▸ **Exercise aim**:
Only the number is wanted: tally the lines below that contain the word "words".

▸ **Material for the task**:

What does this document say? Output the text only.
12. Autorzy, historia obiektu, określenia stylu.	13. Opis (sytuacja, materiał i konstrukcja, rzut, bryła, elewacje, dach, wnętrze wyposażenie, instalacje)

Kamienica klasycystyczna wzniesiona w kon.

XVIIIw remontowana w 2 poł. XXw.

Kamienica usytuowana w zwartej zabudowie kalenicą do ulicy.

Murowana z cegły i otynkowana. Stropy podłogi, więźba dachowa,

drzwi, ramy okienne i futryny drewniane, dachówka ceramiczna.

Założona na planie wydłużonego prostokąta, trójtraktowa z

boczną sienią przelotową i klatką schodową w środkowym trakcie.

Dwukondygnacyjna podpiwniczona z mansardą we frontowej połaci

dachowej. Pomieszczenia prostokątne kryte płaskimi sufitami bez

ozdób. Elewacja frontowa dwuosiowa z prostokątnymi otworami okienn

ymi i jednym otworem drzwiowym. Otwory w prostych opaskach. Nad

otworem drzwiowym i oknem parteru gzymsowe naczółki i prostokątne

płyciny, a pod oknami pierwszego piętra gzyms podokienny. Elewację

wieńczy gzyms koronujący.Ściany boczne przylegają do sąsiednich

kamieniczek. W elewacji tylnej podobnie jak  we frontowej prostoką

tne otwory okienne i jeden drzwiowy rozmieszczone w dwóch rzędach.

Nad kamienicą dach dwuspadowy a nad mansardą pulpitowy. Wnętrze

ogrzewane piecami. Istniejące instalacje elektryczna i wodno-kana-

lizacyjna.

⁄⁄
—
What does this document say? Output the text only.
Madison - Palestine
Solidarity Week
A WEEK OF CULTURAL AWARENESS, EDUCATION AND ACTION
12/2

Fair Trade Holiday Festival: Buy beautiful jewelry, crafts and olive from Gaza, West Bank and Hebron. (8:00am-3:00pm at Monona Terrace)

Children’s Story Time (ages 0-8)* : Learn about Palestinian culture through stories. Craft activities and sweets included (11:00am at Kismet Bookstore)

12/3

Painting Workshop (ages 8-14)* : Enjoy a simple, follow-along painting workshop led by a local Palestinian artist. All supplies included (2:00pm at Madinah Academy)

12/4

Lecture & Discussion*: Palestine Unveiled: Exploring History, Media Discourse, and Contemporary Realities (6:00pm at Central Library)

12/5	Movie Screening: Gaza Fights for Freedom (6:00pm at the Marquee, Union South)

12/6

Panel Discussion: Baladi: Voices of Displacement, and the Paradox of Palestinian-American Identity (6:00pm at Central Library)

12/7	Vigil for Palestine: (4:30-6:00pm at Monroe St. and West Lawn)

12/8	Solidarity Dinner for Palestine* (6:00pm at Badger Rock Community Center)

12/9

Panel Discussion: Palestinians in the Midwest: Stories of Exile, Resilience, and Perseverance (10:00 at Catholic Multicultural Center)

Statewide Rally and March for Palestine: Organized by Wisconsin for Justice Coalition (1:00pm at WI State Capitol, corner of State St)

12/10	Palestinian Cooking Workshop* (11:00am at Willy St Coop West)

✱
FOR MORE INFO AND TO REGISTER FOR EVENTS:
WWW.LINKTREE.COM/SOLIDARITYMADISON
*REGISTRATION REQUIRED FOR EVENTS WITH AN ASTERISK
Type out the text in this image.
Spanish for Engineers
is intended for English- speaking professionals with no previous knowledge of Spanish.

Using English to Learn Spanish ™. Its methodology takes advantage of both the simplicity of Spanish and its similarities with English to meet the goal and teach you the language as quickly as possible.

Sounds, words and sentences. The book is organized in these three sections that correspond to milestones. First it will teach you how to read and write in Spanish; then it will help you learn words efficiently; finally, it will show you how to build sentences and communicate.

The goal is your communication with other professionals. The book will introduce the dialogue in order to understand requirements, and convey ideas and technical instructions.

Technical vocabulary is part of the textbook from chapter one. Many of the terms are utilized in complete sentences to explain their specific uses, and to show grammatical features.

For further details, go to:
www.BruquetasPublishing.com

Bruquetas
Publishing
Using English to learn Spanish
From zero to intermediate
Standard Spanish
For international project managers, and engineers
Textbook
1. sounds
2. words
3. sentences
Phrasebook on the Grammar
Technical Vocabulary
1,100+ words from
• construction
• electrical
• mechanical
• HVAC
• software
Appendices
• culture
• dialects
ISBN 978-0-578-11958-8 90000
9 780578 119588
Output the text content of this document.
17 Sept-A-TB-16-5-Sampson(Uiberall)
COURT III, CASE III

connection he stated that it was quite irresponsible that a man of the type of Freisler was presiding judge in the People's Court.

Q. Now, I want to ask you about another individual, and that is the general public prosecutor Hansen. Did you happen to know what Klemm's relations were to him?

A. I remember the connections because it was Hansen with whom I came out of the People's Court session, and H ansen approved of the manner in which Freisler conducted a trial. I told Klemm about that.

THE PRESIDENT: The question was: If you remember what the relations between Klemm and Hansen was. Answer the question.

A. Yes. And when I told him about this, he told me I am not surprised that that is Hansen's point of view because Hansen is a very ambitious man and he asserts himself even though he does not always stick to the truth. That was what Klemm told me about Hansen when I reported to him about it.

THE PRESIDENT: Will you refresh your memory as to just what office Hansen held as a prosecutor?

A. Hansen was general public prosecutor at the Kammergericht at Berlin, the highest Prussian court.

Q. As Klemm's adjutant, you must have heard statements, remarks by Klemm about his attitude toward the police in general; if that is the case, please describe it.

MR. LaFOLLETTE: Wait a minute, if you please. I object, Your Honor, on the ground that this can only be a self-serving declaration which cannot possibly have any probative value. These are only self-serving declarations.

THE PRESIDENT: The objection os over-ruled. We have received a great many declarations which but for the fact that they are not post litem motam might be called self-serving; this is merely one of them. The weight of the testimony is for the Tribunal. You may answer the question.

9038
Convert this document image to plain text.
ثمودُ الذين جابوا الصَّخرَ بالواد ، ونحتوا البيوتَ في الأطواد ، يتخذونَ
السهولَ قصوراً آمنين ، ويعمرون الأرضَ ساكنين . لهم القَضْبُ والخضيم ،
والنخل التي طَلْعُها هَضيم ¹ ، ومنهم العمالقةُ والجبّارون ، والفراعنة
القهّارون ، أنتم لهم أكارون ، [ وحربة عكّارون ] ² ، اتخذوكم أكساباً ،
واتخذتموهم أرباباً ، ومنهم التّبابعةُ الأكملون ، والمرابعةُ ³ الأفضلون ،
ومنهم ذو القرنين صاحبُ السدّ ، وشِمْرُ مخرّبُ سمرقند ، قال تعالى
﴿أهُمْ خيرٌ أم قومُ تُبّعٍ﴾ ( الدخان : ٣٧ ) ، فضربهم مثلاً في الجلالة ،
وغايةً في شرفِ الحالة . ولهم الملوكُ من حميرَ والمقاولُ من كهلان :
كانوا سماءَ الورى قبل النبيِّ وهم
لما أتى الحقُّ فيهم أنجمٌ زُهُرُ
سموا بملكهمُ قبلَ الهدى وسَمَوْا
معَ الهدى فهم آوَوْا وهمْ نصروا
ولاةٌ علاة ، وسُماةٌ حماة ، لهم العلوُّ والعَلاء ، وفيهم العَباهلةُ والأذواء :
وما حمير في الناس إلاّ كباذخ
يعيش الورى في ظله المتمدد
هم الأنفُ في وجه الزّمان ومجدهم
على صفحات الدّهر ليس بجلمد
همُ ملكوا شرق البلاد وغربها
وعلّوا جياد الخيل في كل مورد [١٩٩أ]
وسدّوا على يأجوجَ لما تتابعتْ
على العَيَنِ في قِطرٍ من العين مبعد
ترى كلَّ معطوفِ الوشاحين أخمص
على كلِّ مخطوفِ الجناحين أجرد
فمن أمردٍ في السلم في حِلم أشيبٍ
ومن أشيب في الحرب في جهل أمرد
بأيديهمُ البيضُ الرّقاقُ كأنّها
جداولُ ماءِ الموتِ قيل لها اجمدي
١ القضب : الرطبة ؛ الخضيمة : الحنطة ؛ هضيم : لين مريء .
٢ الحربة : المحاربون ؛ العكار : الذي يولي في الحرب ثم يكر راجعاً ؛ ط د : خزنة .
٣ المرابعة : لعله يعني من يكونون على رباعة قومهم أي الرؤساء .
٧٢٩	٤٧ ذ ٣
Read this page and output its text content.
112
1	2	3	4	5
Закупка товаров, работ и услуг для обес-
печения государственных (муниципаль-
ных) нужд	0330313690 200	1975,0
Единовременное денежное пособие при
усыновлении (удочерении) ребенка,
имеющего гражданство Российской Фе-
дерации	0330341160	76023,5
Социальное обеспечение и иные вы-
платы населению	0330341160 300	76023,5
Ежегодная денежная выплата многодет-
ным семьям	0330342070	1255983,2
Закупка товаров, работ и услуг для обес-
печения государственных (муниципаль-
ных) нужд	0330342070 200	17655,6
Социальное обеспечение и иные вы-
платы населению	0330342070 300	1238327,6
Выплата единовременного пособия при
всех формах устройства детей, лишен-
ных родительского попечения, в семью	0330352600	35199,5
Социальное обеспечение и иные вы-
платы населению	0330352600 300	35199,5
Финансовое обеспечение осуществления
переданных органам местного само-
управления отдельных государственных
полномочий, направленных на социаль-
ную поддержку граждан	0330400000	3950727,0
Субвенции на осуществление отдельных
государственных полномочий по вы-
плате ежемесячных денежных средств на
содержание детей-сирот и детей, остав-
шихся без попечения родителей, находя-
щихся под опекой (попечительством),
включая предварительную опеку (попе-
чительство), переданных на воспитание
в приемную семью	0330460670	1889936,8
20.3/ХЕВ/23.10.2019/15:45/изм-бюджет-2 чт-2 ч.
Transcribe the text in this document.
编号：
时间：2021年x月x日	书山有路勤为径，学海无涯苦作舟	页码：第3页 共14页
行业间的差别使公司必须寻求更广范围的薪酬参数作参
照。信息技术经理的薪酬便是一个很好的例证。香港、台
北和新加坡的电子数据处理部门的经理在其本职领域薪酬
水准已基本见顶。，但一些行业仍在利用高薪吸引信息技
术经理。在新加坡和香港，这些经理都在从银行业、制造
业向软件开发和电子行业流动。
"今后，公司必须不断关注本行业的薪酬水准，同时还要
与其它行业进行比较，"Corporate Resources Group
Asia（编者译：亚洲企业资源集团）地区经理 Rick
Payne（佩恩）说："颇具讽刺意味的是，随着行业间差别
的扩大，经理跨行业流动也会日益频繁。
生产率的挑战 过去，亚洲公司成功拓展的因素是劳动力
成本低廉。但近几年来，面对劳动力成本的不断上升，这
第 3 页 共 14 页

▸ **Task answer**:
3